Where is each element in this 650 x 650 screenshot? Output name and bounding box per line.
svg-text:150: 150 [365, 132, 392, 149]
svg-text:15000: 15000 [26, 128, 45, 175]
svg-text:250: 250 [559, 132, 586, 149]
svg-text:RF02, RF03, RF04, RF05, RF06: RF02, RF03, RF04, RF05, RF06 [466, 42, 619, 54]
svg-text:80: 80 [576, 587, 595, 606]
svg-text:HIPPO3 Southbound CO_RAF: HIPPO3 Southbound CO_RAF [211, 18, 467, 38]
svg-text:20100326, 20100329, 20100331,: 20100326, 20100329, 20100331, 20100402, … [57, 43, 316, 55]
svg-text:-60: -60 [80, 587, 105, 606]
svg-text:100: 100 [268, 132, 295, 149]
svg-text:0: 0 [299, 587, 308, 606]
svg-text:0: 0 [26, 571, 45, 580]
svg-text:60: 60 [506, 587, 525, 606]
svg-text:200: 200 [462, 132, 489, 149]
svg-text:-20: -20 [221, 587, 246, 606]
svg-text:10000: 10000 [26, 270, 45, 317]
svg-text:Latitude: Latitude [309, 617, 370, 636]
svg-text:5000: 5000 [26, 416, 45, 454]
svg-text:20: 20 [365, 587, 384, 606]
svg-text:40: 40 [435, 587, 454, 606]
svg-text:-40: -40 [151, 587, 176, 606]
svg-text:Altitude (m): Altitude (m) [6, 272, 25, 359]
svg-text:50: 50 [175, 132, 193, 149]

*****

> [SHORT TASK]: Copy the records above again, switching each "Southbound" to "Northbound" and leaving every other character unchanged.

> [THE RESULT]:
Where is each element in this 650 x 650 screenshot? Output name and bounding box per line.
svg-text:150: 150 [365, 132, 392, 149]
svg-text:15000: 15000 [26, 128, 45, 175]
svg-text:250: 250 [559, 132, 586, 149]
svg-text:RF02, RF03, RF04, RF05, RF06: RF02, RF03, RF04, RF05, RF06 [466, 42, 619, 54]
svg-text:80: 80 [576, 587, 595, 606]
svg-text:HIPPO3 Northbound CO_RAF: HIPPO3 Northbound CO_RAF [211, 18, 467, 38]
svg-text:20100326, 20100329, 20100331,: 20100326, 20100329, 20100331, 20100402, … [57, 43, 316, 55]
svg-text:-60: -60 [80, 587, 105, 606]
svg-text:100: 100 [268, 132, 295, 149]
svg-text:0: 0 [299, 587, 308, 606]
svg-text:0: 0 [26, 571, 45, 580]
svg-text:60: 60 [506, 587, 525, 606]
svg-text:200: 200 [462, 132, 489, 149]
svg-text:-20: -20 [221, 587, 246, 606]
svg-text:10000: 10000 [26, 270, 45, 317]
svg-text:Latitude: Latitude [309, 617, 370, 636]
svg-text:5000: 5000 [26, 416, 45, 454]
svg-text:20: 20 [365, 587, 384, 606]
svg-text:40: 40 [435, 587, 454, 606]
svg-text:-40: -40 [151, 587, 176, 606]
svg-text:Altitude (m): Altitude (m) [6, 272, 25, 359]
svg-text:50: 50 [175, 132, 193, 149]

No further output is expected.